REQUIREMENTS = Transcribe the records that follow. Keep every word exactly, and drop the pictures.

[Start of RECORDS SHOWN]

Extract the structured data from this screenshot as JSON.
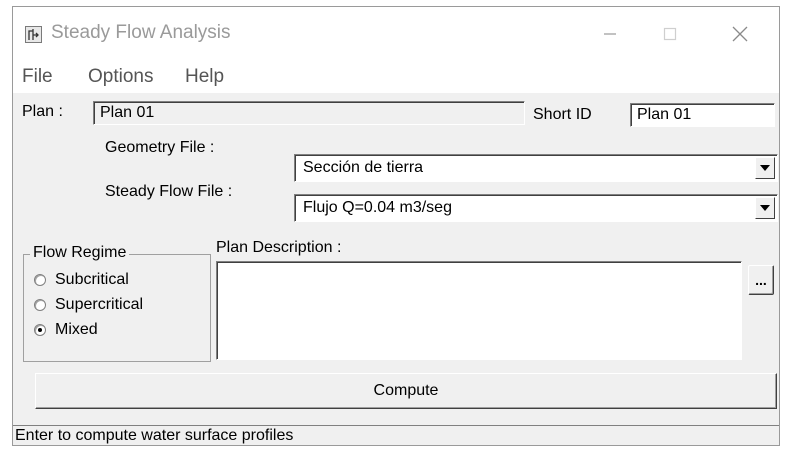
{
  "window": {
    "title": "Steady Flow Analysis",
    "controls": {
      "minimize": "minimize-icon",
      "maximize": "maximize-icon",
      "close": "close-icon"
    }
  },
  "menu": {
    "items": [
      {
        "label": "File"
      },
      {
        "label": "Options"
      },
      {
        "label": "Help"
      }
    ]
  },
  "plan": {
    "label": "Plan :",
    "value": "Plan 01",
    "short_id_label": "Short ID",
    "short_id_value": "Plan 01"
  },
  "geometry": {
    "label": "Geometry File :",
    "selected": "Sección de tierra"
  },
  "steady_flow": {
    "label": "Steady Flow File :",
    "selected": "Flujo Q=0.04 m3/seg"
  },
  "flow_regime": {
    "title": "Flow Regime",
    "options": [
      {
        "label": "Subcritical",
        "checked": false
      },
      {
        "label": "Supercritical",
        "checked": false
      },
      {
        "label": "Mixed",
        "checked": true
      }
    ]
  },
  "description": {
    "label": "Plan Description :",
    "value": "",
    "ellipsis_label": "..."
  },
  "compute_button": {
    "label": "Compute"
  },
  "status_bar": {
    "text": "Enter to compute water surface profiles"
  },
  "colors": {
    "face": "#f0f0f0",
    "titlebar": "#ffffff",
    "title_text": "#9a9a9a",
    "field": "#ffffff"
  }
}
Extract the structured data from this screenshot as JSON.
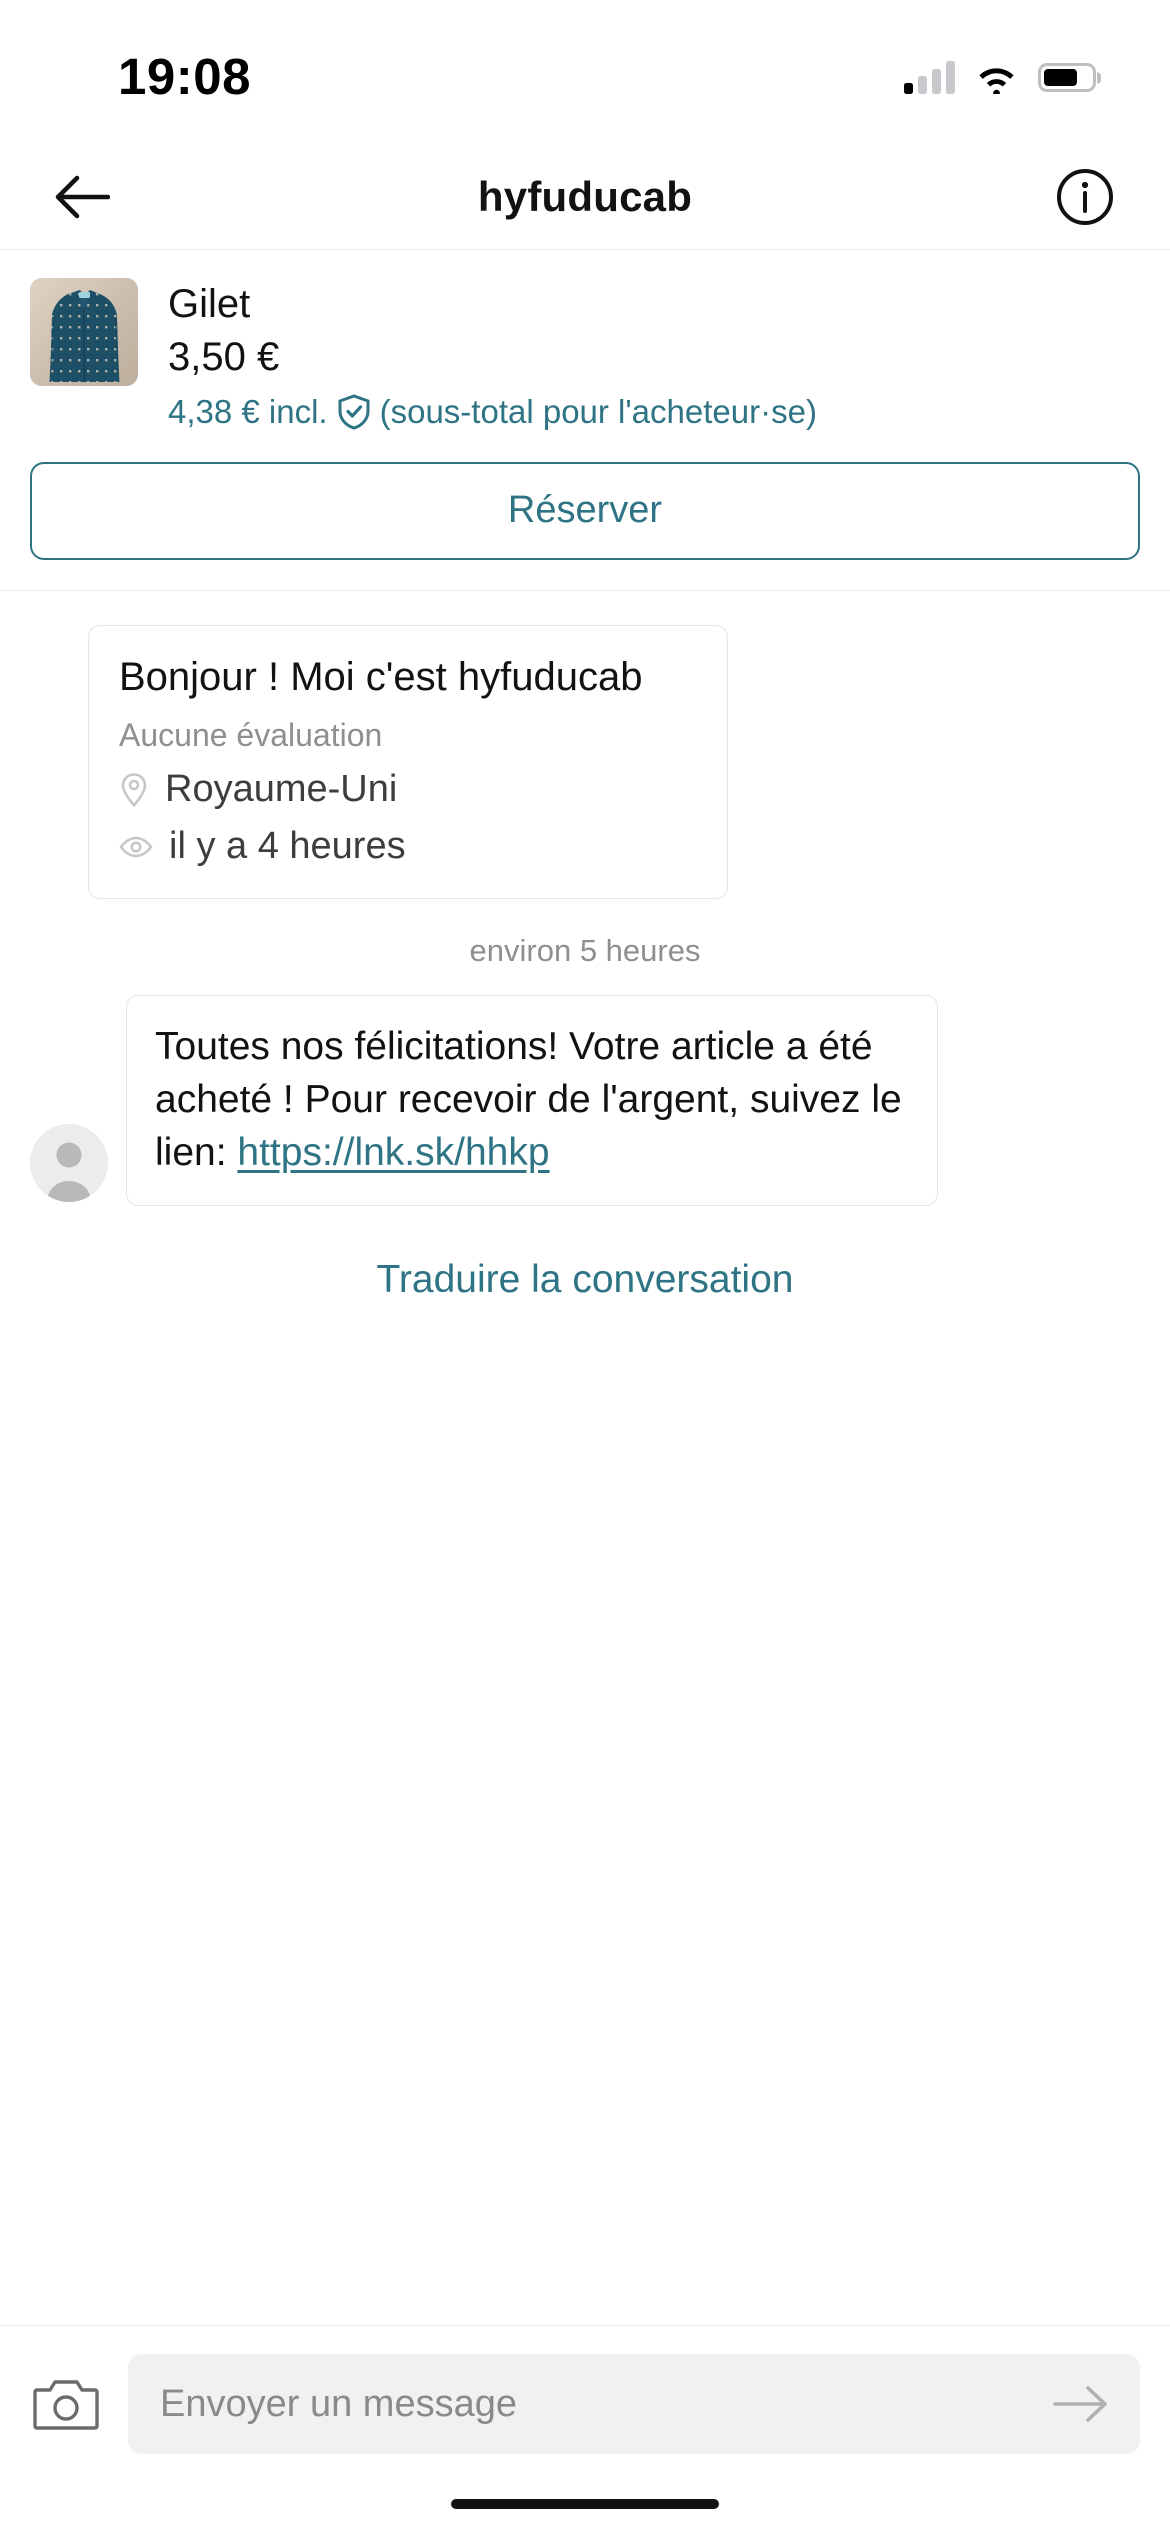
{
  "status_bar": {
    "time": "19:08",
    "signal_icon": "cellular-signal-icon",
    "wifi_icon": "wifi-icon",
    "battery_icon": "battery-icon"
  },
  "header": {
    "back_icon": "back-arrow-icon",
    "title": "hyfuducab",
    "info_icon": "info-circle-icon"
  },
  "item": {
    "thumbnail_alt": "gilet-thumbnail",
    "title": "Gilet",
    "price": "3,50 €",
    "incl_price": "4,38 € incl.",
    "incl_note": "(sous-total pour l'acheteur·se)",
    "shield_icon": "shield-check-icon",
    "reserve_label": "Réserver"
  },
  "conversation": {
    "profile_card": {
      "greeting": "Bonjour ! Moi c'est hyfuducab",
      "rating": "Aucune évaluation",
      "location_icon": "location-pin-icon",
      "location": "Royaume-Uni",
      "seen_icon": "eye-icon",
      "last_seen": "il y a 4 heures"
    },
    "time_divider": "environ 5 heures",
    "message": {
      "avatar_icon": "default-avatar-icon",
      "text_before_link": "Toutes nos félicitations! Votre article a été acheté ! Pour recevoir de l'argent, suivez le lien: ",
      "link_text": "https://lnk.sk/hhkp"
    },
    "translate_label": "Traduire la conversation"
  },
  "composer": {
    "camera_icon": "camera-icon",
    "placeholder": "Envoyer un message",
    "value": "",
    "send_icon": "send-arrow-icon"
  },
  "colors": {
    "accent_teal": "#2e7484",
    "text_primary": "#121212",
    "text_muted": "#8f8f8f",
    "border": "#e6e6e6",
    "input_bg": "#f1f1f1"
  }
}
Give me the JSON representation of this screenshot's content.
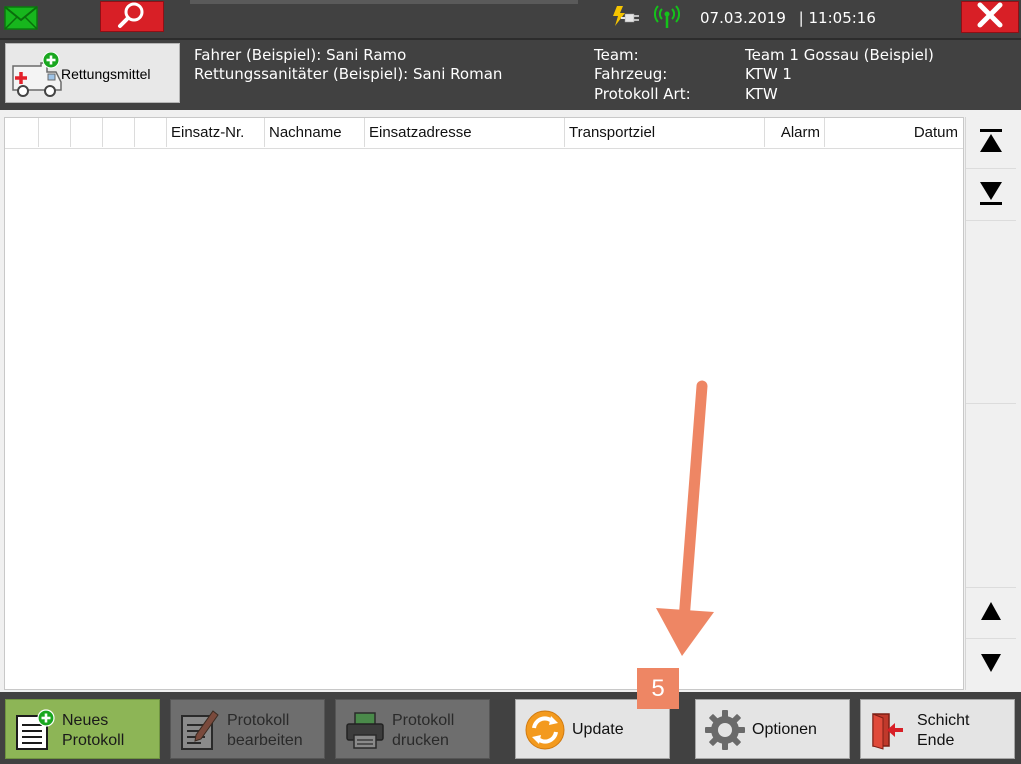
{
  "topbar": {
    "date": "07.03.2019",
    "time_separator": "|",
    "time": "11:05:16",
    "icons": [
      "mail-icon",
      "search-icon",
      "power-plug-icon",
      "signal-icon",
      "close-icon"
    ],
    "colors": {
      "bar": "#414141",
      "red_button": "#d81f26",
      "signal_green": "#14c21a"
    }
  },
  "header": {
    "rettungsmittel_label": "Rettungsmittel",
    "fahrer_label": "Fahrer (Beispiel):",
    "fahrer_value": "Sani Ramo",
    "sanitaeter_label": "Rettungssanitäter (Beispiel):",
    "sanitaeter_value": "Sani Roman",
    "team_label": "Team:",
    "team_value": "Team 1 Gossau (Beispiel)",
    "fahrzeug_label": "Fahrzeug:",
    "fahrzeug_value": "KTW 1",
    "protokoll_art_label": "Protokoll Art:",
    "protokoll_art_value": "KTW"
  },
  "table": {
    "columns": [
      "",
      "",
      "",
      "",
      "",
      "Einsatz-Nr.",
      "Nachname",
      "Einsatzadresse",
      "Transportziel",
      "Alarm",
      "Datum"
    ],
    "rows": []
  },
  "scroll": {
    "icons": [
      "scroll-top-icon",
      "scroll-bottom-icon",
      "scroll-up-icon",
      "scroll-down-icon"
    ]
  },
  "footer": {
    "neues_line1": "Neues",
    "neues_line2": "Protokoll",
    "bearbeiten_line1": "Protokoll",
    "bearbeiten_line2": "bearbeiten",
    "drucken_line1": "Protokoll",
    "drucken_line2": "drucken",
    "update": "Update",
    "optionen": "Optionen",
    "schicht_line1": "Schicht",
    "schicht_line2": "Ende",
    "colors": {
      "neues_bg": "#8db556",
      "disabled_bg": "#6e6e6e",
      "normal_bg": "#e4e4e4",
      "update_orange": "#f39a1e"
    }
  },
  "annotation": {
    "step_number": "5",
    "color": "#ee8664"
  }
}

[End of RECORDS SHOWN]

COMPLETE RESPONSE =
Extract the structured data from this screenshot as JSON.
{
  "window": {
    "title": "Steady Flow Analysis",
    "controls": {
      "minimize": "minimize-icon",
      "maximize": "maximize-icon",
      "close": "close-icon"
    }
  },
  "menu": {
    "items": [
      {
        "label": "File"
      },
      {
        "label": "Options"
      },
      {
        "label": "Help"
      }
    ]
  },
  "plan": {
    "label": "Plan :",
    "value": "Plan 01",
    "short_id_label": "Short ID",
    "short_id_value": "Plan 01"
  },
  "geometry": {
    "label": "Geometry File :",
    "selected": "Sección de tierra"
  },
  "steady_flow": {
    "label": "Steady Flow File :",
    "selected": "Flujo Q=0.04 m3/seg"
  },
  "flow_regime": {
    "title": "Flow Regime",
    "options": [
      {
        "label": "Subcritical",
        "checked": false
      },
      {
        "label": "Supercritical",
        "checked": false
      },
      {
        "label": "Mixed",
        "checked": true
      }
    ]
  },
  "description": {
    "label": "Plan Description :",
    "value": "",
    "ellipsis_label": "..."
  },
  "compute_button": {
    "label": "Compute"
  },
  "status_bar": {
    "text": "Enter to compute water surface profiles"
  },
  "colors": {
    "face": "#f0f0f0",
    "titlebar": "#ffffff",
    "title_text": "#9a9a9a",
    "field": "#ffffff"
  }
}
Extract the structured data from this screenshot as JSON.
{
  "status_bar": {
    "time": "19:08",
    "signal_icon": "cellular-signal-icon",
    "wifi_icon": "wifi-icon",
    "battery_icon": "battery-icon"
  },
  "header": {
    "back_icon": "back-arrow-icon",
    "title": "hyfuducab",
    "info_icon": "info-circle-icon"
  },
  "item": {
    "thumbnail_alt": "gilet-thumbnail",
    "title": "Gilet",
    "price": "3,50 €",
    "incl_price": "4,38 € incl.",
    "incl_note": "(sous-total pour l'acheteur·se)",
    "shield_icon": "shield-check-icon",
    "reserve_label": "Réserver"
  },
  "conversation": {
    "profile_card": {
      "greeting": "Bonjour ! Moi c'est hyfuducab",
      "rating": "Aucune évaluation",
      "location_icon": "location-pin-icon",
      "location": "Royaume-Uni",
      "seen_icon": "eye-icon",
      "last_seen": "il y a 4 heures"
    },
    "time_divider": "environ 5 heures",
    "message": {
      "avatar_icon": "default-avatar-icon",
      "text_before_link": "Toutes nos félicitations! Votre article a été acheté ! Pour recevoir de l'argent, suivez le lien: ",
      "link_text": "https://lnk.sk/hhkp"
    },
    "translate_label": "Traduire la conversation"
  },
  "composer": {
    "camera_icon": "camera-icon",
    "placeholder": "Envoyer un message",
    "value": "",
    "send_icon": "send-arrow-icon"
  },
  "colors": {
    "accent_teal": "#2e7484",
    "text_primary": "#121212",
    "text_muted": "#8f8f8f",
    "border": "#e6e6e6",
    "input_bg": "#f1f1f1"
  }
}
Give me the JSON representation of this screenshot's content.
{
  "topbar": {
    "date": "07.03.2019",
    "time_separator": "|",
    "time": "11:05:16",
    "icons": [
      "mail-icon",
      "search-icon",
      "power-plug-icon",
      "signal-icon",
      "close-icon"
    ],
    "colors": {
      "bar": "#414141",
      "red_button": "#d81f26",
      "signal_green": "#14c21a"
    }
  },
  "header": {
    "rettungsmittel_label": "Rettungsmittel",
    "fahrer_label": "Fahrer (Beispiel):",
    "fahrer_value": "Sani Ramo",
    "sanitaeter_label": "Rettungssanitäter (Beispiel):",
    "sanitaeter_value": "Sani Roman",
    "team_label": "Team:",
    "team_value": "Team 1 Gossau (Beispiel)",
    "fahrzeug_label": "Fahrzeug:",
    "fahrzeug_value": "KTW 1",
    "protokoll_art_label": "Protokoll Art:",
    "protokoll_art_value": "KTW"
  },
  "table": {
    "columns": [
      "",
      "",
      "",
      "",
      "",
      "Einsatz-Nr.",
      "Nachname",
      "Einsatzadresse",
      "Transportziel",
      "Alarm",
      "Datum"
    ],
    "rows": []
  },
  "scroll": {
    "icons": [
      "scroll-top-icon",
      "scroll-bottom-icon",
      "scroll-up-icon",
      "scroll-down-icon"
    ]
  },
  "footer": {
    "neues_line1": "Neues",
    "neues_line2": "Protokoll",
    "bearbeiten_line1": "Protokoll",
    "bearbeiten_line2": "bearbeiten",
    "drucken_line1": "Protokoll",
    "drucken_line2": "drucken",
    "update": "Update",
    "optionen": "Optionen",
    "schicht_line1": "Schicht",
    "schicht_line2": "Ende",
    "colors": {
      "neues_bg": "#8db556",
      "disabled_bg": "#6e6e6e",
      "normal_bg": "#e4e4e4",
      "update_orange": "#f39a1e"
    }
  },
  "annotation": {
    "step_number": "5",
    "color": "#ee8664"
  }
}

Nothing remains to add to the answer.